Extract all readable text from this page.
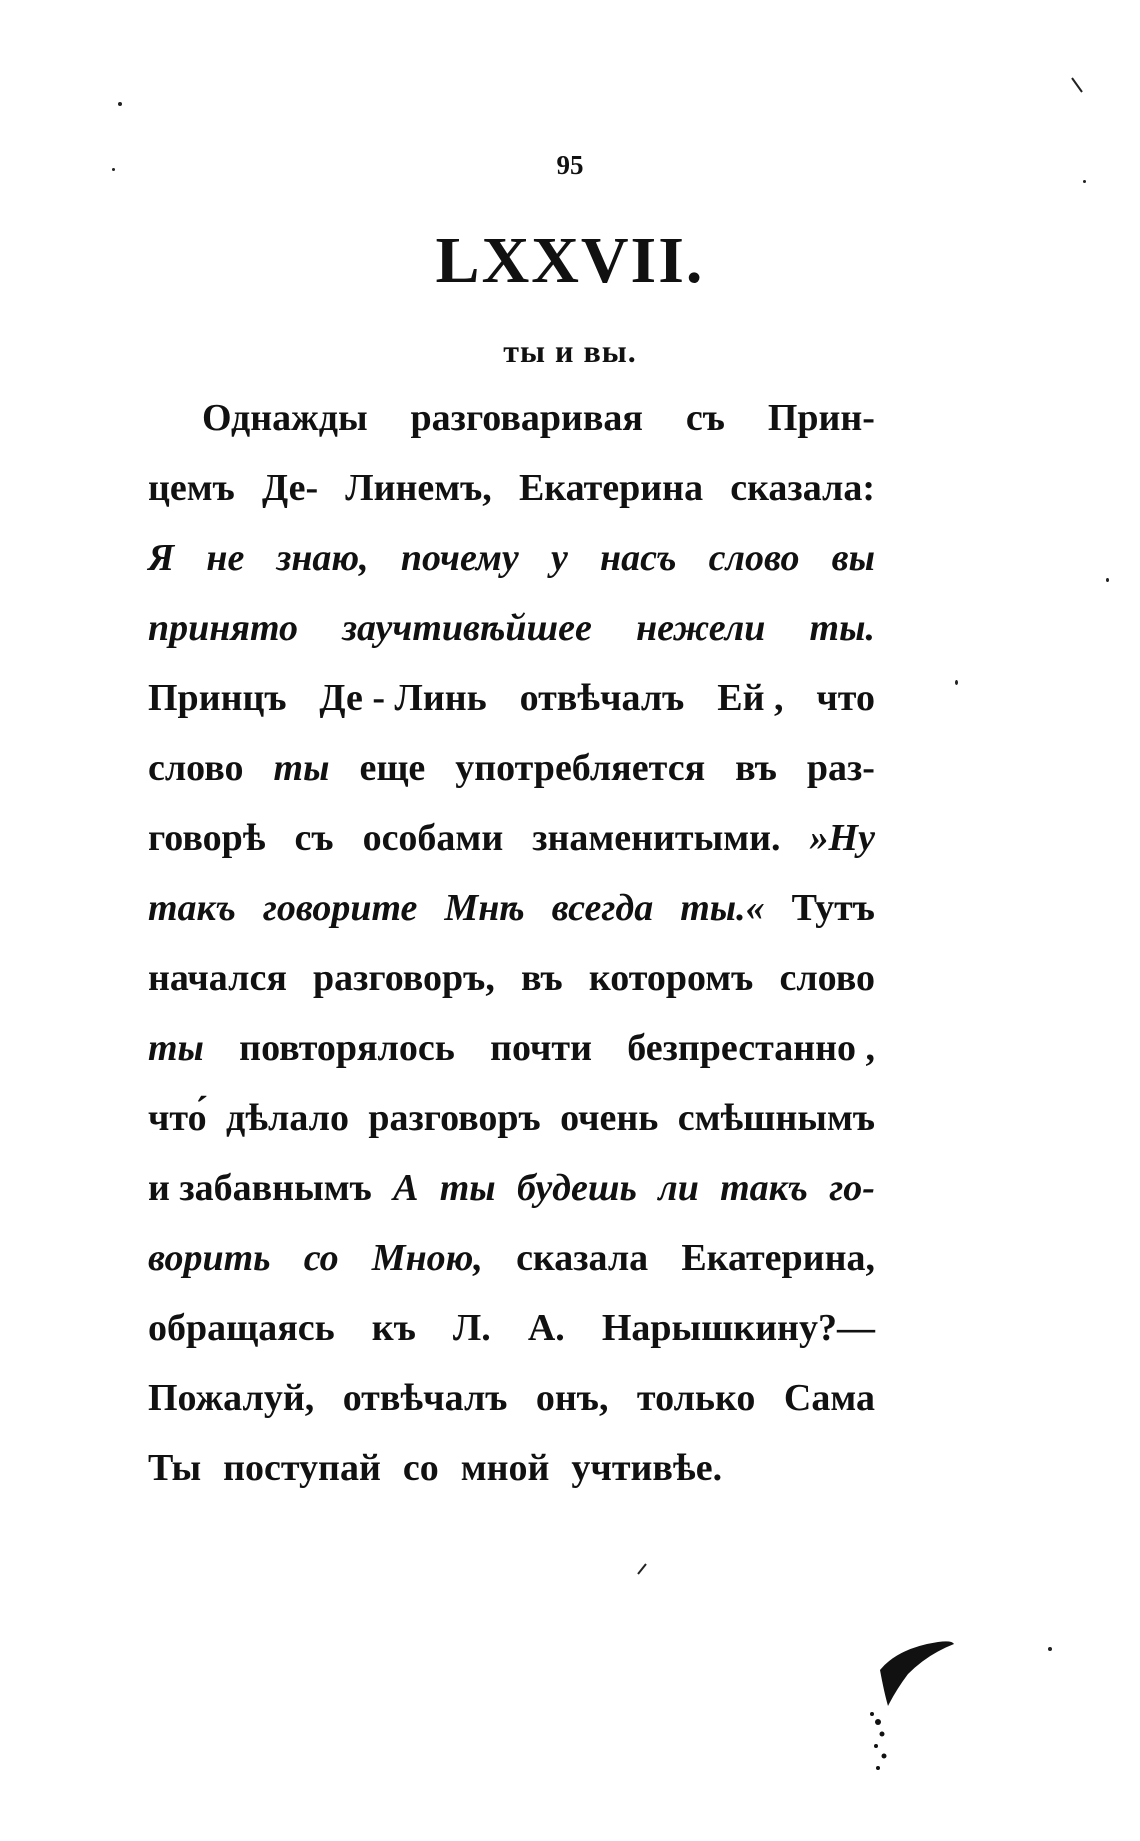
95
LXXVII.
ты и вы.
Однажды разговаривая съ Прин-
цемъ Де- Линемъ, Екатерина сказала:
Я не знаю, почему у насъ слово вы
принято заучтивѣйшее нежели ты.
Принцъ Де - Линь отвѣчалъ Ей , что
слово ты еще употребляется въ раз-
говорѣ съ особами знаменитыми. »Ну
такъ говорите Мнѣ всегда ты.« Тутъ
начался разговоръ, въ которомъ слово
ты повторялось почти безпрестанно ,
что́ дѣлало разговоръ очень смѣшнымъ
и забавнымъ А ты будешь ли такъ го-
ворить со Мною, сказала Екатерина,
обращаясь къ Л. А. Нарышкину?—
Пожалуй, отвѣчалъ онъ, только Сама
Ты поступай со мной учтивѣе.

### AIM
Give the number of lines above in which the word "Екатерина" occurs, with nothing else.

### THE RESULT
2